>> start EXERCISE INPUTS
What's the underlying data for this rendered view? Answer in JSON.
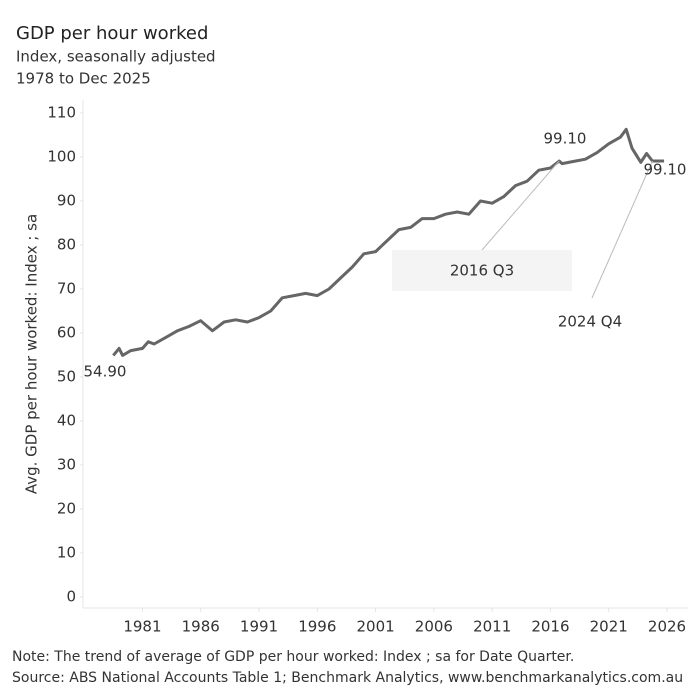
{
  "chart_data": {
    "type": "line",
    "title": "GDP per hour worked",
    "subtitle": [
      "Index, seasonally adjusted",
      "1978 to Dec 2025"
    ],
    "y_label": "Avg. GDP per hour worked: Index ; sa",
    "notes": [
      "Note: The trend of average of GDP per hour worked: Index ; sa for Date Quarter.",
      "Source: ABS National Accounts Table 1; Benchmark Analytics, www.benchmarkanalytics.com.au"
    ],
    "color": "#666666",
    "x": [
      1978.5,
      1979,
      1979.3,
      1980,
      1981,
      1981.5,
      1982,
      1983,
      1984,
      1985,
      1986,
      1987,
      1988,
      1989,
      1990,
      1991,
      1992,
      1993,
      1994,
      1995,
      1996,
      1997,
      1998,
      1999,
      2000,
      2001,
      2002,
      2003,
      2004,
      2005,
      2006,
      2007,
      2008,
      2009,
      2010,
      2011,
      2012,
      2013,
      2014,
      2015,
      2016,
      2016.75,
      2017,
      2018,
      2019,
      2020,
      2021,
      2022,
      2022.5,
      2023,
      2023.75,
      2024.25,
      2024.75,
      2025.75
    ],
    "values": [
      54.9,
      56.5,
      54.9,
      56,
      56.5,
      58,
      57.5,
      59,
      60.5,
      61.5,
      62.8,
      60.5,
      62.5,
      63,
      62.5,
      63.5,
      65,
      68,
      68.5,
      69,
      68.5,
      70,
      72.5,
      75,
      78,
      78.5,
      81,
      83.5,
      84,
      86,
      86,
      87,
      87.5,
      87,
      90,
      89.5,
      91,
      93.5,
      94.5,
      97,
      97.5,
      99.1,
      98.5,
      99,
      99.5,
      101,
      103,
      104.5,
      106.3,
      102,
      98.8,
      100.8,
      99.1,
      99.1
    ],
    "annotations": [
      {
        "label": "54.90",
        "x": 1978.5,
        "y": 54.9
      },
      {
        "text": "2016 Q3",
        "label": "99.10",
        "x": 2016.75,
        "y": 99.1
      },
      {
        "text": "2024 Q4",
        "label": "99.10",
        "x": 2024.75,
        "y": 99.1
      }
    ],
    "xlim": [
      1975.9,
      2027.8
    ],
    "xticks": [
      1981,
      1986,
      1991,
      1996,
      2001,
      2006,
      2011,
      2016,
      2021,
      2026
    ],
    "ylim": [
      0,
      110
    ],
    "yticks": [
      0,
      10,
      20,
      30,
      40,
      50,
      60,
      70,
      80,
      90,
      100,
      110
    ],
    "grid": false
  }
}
>> end EXERCISE INPUTS
>> start EXERCISE INPUTS
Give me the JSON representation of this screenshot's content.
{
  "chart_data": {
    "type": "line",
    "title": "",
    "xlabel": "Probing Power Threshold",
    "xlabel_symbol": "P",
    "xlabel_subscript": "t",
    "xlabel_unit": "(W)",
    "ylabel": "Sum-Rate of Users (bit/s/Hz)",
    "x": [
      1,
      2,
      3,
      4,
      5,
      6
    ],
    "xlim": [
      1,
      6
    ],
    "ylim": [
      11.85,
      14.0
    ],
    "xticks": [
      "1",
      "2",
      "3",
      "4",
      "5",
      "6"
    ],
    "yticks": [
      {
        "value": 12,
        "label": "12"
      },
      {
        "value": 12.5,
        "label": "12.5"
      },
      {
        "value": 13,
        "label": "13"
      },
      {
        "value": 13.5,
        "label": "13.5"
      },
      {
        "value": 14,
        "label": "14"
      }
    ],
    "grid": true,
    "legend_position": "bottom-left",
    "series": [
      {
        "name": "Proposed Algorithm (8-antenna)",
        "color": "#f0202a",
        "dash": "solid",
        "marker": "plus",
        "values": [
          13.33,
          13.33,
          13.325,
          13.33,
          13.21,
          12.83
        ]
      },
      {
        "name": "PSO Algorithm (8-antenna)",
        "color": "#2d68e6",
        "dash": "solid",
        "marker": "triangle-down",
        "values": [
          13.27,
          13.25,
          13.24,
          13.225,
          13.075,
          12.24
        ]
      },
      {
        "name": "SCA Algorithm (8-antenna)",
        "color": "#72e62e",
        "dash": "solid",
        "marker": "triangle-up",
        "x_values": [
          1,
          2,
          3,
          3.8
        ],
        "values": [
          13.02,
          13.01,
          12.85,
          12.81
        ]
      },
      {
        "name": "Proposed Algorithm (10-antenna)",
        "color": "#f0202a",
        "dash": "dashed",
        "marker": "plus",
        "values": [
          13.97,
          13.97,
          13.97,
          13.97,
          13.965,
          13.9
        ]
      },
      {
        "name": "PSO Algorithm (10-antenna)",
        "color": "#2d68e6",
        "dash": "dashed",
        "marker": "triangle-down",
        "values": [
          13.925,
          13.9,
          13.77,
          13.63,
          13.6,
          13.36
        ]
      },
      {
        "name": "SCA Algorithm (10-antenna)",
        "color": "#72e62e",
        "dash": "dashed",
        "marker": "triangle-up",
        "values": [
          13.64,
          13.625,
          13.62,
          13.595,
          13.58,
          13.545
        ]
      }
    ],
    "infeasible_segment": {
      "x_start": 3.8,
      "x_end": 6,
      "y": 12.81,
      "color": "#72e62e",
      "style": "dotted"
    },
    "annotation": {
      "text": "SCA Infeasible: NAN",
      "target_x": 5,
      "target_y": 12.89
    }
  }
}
>> end EXERCISE INPUTS
• **WHAT YOU HAVE TO DO**
Above are the records. Copy every line in them holding "Algorithm".

• **EXERCISE RESPONSE**
        "name": "Proposed Algorithm (8-antenna)",
        "name": "PSO Algorithm (8-antenna)",
        "name": "SCA Algorithm (8-antenna)",
        "name": "Proposed Algorithm (10-antenna)",
        "name": "PSO Algorithm (10-antenna)",
        "name": "SCA Algorithm (10-antenna)",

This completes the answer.